* WORK REQUEST: Every line containing "militärischen" should be copied out. Go through the entries and find them.

EXERCISE DATA Block Start

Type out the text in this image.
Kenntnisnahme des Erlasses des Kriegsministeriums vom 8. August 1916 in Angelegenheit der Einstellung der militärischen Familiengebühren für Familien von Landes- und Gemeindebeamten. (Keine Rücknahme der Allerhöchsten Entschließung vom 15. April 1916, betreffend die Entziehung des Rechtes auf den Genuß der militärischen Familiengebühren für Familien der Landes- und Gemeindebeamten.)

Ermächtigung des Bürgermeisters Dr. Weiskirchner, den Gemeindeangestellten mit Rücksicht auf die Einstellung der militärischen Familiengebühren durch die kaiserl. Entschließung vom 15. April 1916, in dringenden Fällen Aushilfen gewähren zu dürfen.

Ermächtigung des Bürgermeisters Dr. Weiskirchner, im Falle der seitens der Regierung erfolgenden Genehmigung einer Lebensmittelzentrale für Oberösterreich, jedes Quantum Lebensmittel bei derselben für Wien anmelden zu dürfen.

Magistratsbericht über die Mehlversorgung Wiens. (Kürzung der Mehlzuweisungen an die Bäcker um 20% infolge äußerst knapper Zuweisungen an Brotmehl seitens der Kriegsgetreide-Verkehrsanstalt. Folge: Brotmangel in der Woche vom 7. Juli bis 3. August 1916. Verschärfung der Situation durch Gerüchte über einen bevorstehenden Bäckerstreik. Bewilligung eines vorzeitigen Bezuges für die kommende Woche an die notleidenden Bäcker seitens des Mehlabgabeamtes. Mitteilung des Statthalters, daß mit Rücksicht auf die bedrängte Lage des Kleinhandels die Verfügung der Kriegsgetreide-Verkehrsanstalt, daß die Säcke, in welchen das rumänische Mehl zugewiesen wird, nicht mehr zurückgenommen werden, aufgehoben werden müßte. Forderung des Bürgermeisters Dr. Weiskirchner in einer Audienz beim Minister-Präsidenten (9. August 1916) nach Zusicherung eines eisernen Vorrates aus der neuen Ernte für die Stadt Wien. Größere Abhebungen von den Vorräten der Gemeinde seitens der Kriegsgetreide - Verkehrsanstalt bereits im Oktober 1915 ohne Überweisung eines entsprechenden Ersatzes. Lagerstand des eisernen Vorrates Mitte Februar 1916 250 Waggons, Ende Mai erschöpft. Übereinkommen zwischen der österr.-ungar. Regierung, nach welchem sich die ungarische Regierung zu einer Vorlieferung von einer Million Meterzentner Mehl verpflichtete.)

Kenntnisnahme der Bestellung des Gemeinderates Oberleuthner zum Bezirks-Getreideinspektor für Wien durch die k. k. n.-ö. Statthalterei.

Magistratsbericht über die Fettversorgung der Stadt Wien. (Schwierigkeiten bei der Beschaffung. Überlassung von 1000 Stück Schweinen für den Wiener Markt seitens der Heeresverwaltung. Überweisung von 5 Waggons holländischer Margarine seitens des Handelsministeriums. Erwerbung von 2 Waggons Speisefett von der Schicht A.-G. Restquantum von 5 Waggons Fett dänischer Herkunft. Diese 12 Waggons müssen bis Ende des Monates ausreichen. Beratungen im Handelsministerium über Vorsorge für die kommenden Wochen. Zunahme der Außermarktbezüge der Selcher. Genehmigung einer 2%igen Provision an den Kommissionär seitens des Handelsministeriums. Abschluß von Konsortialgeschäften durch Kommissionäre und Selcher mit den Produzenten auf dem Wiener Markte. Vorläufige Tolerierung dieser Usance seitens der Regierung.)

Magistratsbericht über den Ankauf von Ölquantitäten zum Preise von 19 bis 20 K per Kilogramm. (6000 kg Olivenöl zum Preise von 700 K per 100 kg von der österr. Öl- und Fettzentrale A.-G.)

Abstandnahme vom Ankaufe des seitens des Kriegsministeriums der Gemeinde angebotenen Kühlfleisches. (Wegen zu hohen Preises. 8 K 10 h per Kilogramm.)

EXERCISE DATA Block End

* TASK RESULT:
Kenntnisnahme des Erlasses des Kriegsministeriums vom 8. August 1916 in Angelegenheit der Einstellung der militärischen Familiengebühren für Familien von Landes- und Gemeindebeamten. (Keine Rücknahme der Allerhöchsten Entschließung vom 15. April 1916, betreffend die Entziehung des Rechtes auf den Genuß der militärischen Familiengebühren für Familien der Landes- und Gemeindebeamten.)
Ermächtigung des Bürgermeisters Dr. Weiskirchner, den Gemeindeangestellten mit Rücksicht auf die Einstellung der militärischen Familiengebühren durch die kaiserl. Entschließung vom 15. April 1916, in dringenden Fällen Aushilfen gewähren zu dürfen.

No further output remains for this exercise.